— START OF DATA SHOWN —

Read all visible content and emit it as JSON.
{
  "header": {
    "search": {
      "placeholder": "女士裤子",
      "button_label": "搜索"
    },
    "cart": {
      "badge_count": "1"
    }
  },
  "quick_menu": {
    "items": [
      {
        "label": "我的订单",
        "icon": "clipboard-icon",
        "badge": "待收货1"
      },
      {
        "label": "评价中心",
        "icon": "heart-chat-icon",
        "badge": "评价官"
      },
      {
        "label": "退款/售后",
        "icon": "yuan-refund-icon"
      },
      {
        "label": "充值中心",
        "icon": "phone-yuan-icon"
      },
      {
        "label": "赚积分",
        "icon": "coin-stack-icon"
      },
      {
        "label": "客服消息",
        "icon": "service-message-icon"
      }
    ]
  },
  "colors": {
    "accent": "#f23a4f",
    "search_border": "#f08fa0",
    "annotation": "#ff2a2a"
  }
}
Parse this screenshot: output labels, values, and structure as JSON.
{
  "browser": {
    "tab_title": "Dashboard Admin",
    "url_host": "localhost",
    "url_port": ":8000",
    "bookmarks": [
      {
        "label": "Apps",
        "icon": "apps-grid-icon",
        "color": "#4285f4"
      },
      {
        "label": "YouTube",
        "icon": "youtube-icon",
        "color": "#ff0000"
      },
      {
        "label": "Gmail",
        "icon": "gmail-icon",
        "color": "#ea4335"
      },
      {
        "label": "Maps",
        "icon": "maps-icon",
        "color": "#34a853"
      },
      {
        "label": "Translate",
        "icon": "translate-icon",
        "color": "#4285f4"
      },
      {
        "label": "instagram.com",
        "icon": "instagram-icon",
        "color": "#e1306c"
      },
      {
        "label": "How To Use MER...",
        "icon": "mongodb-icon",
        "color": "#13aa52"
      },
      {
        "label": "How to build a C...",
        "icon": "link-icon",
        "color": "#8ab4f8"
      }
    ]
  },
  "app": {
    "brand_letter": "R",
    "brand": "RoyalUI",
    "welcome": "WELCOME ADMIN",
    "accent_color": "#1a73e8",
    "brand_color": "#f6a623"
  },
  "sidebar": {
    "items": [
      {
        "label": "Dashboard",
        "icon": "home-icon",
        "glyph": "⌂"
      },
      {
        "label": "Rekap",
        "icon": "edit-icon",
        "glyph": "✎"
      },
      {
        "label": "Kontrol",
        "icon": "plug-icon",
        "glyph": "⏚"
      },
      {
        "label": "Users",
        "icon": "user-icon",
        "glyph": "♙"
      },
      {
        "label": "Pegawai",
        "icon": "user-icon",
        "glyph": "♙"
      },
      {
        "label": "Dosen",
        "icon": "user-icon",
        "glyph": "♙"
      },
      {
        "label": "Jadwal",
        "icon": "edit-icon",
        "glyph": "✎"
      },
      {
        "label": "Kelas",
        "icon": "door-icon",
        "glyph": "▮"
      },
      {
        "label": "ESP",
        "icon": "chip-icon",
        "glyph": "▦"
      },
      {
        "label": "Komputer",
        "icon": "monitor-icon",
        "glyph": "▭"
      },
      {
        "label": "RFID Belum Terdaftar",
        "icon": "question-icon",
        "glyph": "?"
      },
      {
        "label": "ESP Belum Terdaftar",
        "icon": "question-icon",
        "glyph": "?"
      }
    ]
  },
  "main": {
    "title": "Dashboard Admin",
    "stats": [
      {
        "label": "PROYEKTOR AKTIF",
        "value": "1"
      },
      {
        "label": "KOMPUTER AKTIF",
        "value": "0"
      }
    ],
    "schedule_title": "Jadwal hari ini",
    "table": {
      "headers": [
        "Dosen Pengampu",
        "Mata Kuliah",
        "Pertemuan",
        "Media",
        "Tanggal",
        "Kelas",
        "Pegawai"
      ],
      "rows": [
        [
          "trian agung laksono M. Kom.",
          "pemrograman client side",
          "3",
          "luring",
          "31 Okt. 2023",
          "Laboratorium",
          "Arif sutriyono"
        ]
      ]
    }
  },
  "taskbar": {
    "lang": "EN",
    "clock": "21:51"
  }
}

— END OF DATA SHOWN —

** OBJECTIVE **
Work out the number of lines in this listing that include the word "Belum". Reply with that number only.

** WORKED SOLUTION **
2